* _What is expected_
Pull out every line with the word "title".

[Records excerpted from a collection]
╭──

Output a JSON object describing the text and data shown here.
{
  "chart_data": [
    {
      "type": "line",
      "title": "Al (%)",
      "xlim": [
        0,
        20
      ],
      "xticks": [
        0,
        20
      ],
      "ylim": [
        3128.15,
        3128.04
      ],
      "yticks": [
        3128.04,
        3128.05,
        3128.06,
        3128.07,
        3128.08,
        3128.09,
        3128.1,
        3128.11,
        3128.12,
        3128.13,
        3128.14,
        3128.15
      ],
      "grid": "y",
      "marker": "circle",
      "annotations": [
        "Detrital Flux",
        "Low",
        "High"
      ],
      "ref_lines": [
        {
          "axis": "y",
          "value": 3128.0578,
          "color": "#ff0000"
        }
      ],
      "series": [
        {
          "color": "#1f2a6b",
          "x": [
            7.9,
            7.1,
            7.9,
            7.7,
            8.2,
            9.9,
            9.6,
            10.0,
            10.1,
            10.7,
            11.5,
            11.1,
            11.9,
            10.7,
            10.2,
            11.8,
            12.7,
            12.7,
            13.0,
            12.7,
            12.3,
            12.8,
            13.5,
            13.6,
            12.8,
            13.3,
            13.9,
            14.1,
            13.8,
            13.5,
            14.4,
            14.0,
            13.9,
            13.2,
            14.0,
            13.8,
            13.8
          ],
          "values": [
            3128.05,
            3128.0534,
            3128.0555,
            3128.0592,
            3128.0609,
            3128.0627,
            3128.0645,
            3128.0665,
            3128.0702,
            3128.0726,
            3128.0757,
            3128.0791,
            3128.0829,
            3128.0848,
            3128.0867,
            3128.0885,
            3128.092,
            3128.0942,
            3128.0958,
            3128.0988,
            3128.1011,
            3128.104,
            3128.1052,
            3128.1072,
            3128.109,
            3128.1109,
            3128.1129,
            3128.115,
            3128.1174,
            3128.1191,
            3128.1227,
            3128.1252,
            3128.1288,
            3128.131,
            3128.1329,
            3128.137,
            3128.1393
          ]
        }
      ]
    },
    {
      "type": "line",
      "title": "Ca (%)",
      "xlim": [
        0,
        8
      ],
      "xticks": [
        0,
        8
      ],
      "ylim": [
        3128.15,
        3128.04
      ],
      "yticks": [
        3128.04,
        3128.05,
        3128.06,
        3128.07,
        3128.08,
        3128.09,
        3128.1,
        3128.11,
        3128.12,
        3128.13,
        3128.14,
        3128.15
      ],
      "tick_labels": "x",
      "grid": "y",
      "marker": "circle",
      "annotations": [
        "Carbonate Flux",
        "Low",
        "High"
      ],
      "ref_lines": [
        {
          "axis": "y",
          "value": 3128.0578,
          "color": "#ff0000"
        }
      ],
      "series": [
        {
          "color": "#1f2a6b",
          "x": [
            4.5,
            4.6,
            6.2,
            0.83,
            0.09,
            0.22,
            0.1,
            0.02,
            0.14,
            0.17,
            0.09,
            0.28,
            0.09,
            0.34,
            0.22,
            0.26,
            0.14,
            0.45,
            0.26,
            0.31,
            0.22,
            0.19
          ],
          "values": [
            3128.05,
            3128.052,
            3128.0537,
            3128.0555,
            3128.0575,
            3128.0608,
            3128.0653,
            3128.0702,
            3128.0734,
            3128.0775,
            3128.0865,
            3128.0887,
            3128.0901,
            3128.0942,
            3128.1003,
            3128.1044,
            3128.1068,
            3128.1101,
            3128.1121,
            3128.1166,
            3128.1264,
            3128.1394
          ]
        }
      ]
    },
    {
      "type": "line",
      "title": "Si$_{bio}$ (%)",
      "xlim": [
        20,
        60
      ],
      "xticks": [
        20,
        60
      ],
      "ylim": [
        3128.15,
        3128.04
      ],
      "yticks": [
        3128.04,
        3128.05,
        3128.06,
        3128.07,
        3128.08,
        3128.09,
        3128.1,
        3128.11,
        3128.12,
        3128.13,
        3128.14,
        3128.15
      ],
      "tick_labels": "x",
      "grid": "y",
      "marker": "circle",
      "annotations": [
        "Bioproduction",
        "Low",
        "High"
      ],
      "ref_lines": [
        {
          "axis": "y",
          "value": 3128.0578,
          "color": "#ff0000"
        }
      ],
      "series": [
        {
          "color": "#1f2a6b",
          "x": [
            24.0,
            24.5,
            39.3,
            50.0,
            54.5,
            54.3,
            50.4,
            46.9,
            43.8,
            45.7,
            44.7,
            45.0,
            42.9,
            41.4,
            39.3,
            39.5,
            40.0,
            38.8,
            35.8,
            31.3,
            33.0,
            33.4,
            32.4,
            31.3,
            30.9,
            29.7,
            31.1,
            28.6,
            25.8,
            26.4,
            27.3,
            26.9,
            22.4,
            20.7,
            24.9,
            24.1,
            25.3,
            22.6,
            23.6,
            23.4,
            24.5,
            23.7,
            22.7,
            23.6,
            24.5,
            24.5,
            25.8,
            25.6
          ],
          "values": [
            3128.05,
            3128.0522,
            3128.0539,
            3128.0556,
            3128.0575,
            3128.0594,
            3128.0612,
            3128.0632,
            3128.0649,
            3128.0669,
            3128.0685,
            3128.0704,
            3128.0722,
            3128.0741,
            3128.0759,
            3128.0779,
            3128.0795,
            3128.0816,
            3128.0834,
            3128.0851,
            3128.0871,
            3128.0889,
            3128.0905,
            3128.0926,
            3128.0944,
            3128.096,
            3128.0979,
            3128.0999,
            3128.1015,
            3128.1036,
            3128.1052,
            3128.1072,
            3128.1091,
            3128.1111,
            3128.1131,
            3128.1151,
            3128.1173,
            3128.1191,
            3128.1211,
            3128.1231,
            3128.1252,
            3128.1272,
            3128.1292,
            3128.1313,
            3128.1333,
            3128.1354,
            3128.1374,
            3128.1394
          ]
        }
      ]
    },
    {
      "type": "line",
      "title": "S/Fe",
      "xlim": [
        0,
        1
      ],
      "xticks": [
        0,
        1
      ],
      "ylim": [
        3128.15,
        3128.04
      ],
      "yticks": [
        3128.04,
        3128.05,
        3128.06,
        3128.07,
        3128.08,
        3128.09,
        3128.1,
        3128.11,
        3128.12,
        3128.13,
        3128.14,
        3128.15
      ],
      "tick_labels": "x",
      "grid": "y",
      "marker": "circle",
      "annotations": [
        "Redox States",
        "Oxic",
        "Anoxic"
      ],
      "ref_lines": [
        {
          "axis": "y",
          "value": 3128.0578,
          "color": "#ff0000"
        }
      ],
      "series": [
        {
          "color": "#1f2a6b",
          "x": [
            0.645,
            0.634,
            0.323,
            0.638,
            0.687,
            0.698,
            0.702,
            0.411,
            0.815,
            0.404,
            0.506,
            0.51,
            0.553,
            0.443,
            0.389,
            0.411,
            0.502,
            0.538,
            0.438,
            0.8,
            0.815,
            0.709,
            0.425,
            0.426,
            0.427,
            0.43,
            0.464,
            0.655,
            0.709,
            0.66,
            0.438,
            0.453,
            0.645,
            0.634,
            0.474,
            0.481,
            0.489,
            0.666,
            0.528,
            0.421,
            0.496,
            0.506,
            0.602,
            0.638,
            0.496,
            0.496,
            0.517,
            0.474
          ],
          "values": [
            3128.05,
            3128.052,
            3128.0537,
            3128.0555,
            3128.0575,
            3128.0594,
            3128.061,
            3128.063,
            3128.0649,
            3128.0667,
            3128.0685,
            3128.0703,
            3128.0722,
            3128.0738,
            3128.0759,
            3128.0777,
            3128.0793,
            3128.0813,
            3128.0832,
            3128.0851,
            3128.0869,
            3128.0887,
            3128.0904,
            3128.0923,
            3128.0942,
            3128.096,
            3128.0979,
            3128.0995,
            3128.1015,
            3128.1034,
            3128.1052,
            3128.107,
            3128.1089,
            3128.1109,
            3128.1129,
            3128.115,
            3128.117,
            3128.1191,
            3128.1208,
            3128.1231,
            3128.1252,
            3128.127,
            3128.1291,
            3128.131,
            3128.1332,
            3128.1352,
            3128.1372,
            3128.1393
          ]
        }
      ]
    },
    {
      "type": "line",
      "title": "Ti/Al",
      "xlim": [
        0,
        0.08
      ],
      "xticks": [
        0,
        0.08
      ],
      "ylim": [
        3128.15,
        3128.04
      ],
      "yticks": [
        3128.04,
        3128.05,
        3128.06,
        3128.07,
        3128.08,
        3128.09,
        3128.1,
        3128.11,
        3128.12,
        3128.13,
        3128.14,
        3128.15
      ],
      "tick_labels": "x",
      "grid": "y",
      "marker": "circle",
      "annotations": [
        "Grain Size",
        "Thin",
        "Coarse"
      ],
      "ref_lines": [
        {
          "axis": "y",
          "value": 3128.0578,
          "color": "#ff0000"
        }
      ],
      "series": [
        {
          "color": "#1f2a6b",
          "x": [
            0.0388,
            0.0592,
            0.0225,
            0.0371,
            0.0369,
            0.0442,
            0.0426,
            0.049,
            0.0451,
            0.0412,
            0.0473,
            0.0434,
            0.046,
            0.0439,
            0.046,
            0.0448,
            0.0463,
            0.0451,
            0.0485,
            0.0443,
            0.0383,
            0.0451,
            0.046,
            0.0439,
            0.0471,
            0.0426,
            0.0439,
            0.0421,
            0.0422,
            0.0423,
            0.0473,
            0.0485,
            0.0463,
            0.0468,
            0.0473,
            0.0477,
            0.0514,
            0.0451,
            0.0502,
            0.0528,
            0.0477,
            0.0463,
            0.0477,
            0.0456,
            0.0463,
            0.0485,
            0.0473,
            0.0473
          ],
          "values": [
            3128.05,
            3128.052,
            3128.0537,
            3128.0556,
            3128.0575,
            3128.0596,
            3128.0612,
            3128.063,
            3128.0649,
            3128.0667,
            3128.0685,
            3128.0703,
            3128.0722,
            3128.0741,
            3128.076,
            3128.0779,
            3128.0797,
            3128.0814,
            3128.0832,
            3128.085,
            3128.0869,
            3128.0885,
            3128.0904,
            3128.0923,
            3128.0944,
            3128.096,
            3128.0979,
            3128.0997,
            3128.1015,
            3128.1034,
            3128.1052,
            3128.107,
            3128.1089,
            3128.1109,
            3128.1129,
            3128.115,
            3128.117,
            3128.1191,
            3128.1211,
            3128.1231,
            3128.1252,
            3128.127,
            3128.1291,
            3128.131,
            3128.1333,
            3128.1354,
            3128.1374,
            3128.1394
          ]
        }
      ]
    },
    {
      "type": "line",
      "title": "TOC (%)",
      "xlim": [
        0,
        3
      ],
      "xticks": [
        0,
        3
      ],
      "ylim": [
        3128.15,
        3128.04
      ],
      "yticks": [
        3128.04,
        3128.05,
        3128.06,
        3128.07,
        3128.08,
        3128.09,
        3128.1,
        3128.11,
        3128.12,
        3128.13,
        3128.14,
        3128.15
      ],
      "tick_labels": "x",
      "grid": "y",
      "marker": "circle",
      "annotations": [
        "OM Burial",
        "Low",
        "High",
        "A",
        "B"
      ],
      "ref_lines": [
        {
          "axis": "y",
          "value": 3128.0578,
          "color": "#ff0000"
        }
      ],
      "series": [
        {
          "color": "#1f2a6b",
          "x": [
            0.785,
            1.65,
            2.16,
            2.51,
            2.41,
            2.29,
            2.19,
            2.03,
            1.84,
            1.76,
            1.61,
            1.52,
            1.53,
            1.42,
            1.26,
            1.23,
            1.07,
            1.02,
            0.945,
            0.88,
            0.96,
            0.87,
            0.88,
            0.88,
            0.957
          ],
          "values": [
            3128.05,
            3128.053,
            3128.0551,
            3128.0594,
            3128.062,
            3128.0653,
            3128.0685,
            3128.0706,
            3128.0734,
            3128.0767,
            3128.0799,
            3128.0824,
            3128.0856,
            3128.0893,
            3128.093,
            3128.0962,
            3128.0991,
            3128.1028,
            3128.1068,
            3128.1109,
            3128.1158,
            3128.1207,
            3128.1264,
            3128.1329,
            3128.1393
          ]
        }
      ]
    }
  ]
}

╰──

* _Answer for this exercise_
      "title": "Al (%)",
      "title": "Ca (%)",
      "title": "Si$_{bio}$ (%)",
      "title": "S/Fe",
      "title": "Ti/Al",
      "title": "TOC (%)",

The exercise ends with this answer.